| 02/07/2003 |
mappingDBCA.cfg
Disk Layout
dbca pic 1
|
|
Created the Cluster!!
------------------------
a) Preliminary Steps:
---------------------
0 ) => Ensure SRVM_SHARED_CONFIG is set to the correct raw device on both nodes (/dev/raw/raw2 in this case)
1 ) => Start the Watchdog Timer and the Cluster Manager Software on both nodes
2 ) => Start the listeners on bith nodes
3 ) => Start the Global Services Daemon
b) DBCA Oracle Installer:
-------------------------
4 ) => Ensure DBCA_RAW_CONFIG points to your mappingDBCA.cfg file
5 ) => Start the Database Configuration Assisstant
6 ) => Choose Create a Database
7 ) => Cluster Configuration
8 ) => Select both nodes
9 ) => Most of the file specifications were correctly picked up from the DBCA_RAW_CONFIG file
The ones that did not get correctly picked up were the tablespaces that I had added
such as USER_DATA and USER_NDX.
10) => Go through the installation process checking that the raw devices are set correctly.
11) => Save the scripts, Save the Configuration as a template, Do NOT check Create Database as yet!
For some reason the installer had grief with the redo logs and gave an error saying that they
were set to zero. The next step (I do not know why...) bypassed the problem.
12) => At this point the dbca exits since 'Create Database' was not checked
13) => Restart the dbca
14) => Choose Create Database, and use your newly created template, double check the settings
14) => At the very end, check only 'Create Database'
15) => And go!
15) => About a half an hour later my RAC was built and running!!
|
| 02/06/2003 |
a) LVM Gotchas to lookout for in a shared storage configuration:
----------------------------------------------------------------
Problem:
--------
In my configuration BOX2 already had two prior Volume Groups VGSYSTEM and VGINTERNAL
prior to the addition of VGRAC.
BOX1 had no Volume Groups on it.
When adding the additional Logical Volumes needed for the cluster database I did them using
lvcreate commands on BOX1. This created a problem as lvcreate on BOX1 used the next available
minor device number for logical volumes on BOX1.

Material:
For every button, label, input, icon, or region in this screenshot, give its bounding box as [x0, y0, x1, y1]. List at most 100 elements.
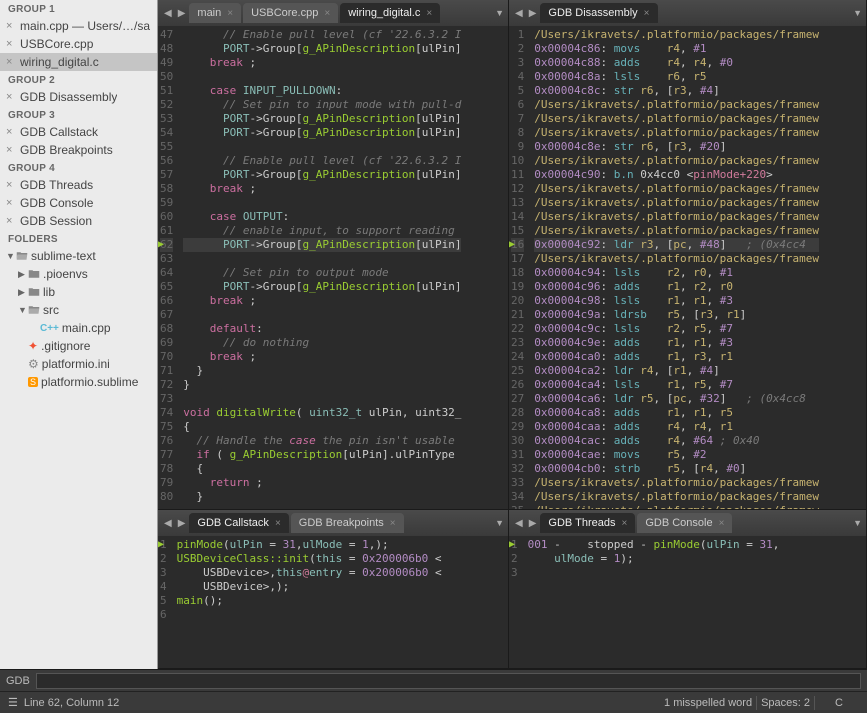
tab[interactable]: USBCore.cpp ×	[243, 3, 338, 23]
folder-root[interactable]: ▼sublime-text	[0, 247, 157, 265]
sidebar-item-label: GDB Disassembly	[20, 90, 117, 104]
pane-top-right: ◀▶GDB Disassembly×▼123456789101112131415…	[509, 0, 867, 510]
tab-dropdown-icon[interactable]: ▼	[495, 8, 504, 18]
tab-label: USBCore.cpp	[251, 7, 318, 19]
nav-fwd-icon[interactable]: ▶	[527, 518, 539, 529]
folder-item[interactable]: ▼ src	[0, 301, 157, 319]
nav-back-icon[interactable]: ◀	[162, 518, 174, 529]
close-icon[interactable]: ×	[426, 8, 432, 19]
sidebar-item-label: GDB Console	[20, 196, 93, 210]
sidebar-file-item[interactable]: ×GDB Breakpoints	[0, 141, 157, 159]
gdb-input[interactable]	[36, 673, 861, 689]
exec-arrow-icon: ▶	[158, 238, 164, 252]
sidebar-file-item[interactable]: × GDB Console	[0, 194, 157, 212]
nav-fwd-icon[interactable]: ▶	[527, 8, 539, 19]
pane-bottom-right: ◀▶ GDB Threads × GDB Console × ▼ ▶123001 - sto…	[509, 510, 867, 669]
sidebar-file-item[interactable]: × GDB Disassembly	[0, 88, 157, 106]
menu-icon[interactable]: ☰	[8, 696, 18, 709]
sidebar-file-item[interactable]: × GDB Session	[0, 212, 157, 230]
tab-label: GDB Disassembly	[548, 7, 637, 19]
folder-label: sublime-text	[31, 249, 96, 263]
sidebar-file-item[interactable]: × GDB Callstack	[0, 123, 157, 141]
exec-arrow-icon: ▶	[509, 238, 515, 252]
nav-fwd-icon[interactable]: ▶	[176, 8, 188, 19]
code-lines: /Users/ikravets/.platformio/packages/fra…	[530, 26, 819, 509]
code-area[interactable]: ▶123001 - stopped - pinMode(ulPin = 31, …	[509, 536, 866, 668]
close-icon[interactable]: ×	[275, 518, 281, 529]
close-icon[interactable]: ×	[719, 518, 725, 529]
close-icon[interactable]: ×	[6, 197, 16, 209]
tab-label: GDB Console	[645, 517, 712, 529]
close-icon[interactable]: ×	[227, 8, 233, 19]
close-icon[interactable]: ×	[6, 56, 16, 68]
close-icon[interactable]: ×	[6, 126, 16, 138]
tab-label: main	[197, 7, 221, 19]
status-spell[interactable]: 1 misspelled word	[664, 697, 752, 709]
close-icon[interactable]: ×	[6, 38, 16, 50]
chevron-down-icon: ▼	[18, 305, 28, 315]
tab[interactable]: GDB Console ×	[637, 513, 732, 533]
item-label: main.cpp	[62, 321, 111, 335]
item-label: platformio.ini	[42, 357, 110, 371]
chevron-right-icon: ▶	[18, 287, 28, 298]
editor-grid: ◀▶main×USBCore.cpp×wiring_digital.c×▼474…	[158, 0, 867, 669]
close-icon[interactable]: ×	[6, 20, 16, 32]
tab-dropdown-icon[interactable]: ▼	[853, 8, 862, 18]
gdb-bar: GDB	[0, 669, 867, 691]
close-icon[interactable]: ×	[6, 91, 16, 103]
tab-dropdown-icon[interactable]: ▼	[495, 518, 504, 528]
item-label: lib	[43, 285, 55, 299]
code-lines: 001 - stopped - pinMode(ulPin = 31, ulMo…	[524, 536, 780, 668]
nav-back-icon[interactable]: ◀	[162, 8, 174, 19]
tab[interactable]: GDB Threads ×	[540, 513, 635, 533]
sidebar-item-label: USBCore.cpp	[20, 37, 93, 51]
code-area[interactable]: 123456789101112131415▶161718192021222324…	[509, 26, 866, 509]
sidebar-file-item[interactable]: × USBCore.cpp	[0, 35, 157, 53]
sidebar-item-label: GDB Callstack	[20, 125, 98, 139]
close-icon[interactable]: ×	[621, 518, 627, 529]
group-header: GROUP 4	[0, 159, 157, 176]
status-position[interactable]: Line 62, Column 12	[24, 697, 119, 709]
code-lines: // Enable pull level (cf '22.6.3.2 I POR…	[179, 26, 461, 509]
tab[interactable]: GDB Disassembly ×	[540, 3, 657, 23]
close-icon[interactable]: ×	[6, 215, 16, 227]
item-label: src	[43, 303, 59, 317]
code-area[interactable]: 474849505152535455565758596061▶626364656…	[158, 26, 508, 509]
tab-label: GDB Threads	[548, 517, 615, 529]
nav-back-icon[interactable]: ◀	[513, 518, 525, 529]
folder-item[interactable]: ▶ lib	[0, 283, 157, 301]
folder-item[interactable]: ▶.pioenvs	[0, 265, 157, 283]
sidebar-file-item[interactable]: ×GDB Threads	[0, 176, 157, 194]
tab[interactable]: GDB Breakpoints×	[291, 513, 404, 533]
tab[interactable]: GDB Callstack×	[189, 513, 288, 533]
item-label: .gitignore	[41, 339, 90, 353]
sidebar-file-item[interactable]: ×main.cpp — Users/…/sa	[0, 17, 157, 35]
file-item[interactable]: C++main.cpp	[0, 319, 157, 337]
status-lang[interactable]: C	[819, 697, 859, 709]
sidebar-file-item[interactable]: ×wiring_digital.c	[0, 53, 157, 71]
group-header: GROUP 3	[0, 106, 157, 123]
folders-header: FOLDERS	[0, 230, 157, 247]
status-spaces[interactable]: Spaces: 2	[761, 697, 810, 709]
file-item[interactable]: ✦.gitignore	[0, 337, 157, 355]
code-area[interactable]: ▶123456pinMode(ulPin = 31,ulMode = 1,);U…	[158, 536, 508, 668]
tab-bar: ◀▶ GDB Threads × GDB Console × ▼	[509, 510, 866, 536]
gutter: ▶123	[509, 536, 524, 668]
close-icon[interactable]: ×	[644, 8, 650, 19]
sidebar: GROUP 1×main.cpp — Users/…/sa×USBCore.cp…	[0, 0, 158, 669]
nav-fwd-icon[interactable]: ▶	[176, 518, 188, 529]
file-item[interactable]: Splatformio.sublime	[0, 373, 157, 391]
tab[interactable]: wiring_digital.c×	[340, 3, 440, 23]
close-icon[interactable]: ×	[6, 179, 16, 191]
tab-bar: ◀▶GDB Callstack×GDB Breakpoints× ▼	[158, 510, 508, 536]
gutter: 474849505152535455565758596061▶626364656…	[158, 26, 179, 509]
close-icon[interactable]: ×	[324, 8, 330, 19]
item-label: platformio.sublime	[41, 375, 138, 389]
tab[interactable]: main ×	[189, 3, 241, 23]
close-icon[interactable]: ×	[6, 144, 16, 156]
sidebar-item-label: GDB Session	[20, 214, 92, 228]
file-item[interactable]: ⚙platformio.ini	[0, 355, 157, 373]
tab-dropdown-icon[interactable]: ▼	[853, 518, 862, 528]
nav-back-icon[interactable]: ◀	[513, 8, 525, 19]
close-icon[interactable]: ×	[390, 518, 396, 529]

* * *

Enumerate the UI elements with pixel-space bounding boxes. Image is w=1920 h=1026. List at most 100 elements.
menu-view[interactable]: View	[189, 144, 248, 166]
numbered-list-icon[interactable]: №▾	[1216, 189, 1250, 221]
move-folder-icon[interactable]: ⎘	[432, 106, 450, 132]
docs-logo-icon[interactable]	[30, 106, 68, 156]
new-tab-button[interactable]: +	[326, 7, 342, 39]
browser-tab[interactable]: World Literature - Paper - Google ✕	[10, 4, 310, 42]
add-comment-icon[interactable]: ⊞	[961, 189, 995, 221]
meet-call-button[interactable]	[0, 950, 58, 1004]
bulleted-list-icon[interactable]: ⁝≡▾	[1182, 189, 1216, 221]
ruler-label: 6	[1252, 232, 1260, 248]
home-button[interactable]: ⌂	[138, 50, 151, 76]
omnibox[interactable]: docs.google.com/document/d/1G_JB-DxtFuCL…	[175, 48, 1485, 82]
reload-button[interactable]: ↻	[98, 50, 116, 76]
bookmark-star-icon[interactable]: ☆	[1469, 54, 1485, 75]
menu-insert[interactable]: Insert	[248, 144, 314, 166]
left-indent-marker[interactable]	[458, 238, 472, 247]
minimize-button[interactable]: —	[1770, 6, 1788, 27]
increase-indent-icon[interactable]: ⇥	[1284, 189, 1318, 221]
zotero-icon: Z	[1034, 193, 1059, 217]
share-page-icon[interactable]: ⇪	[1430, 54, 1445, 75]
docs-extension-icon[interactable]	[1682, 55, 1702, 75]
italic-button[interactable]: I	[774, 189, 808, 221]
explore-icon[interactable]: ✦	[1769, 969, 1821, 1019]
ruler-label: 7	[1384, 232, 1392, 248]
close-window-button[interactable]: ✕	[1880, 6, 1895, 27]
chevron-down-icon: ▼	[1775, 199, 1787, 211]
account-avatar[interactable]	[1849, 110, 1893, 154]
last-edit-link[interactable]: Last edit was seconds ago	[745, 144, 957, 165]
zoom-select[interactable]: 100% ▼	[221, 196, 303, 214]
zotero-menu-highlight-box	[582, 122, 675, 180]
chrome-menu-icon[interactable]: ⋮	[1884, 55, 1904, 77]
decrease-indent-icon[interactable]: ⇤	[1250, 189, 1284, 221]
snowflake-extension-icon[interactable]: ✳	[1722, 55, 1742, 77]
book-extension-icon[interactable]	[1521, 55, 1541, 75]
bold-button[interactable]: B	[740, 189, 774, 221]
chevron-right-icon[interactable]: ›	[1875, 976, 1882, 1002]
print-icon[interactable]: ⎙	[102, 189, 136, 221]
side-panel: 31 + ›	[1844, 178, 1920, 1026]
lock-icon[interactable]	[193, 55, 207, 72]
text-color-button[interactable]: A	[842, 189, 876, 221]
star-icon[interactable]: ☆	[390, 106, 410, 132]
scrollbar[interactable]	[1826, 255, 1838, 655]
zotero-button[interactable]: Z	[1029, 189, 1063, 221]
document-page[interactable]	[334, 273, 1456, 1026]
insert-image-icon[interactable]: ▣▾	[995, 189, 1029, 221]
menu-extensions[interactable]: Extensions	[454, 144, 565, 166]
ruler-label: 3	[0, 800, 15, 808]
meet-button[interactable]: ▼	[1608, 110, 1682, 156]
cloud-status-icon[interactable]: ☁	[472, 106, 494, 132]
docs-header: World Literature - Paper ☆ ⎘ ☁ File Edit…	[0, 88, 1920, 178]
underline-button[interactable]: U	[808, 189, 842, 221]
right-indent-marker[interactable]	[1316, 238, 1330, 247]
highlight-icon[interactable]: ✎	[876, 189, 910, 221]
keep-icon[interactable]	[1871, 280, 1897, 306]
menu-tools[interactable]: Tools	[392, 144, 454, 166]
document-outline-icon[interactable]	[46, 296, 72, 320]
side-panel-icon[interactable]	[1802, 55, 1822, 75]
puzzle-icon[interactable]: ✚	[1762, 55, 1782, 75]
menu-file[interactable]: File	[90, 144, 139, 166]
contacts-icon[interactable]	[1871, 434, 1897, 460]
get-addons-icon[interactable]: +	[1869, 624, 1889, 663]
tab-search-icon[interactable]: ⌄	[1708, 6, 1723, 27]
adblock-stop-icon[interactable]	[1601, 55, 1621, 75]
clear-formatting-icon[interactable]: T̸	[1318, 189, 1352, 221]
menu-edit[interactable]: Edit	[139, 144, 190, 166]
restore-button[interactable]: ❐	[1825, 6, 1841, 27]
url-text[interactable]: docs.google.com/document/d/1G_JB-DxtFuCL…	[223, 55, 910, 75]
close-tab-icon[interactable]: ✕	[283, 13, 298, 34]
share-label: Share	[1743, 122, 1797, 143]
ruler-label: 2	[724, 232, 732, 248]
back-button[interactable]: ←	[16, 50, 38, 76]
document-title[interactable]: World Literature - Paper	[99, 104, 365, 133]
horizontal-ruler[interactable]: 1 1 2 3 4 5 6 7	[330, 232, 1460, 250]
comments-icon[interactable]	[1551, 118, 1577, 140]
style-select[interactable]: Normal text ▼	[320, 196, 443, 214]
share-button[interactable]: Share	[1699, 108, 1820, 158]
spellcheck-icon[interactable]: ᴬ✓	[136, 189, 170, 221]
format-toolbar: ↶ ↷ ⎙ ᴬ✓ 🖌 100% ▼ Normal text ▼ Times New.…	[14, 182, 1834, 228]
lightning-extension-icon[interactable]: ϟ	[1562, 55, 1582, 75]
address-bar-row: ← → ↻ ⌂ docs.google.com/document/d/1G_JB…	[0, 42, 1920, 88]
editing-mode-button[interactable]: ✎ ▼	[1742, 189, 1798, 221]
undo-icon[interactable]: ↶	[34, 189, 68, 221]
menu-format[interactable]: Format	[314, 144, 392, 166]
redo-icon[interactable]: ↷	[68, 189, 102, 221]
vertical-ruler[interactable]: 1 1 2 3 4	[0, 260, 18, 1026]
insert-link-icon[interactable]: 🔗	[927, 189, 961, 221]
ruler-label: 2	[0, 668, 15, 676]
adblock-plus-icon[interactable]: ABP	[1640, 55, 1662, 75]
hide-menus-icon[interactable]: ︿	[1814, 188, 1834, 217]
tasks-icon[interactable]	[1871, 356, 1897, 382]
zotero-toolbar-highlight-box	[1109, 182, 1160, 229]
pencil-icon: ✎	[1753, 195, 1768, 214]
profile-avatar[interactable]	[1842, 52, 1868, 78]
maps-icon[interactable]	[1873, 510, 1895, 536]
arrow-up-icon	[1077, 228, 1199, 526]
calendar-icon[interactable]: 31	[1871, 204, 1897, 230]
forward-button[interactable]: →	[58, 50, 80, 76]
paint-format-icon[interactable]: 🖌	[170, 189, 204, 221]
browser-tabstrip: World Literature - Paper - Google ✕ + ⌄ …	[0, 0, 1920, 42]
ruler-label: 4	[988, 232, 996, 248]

---

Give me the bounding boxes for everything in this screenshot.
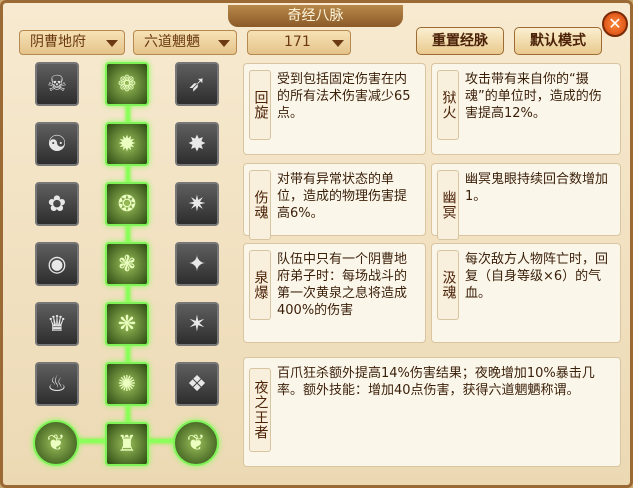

Written instruction: In the cluster setup notes, which tablespaces were not correctly picked up from the DBCA_RAW_CONFIG file? The lines play no part in what comes next.

Answer: USER_DATA and USER_NDX.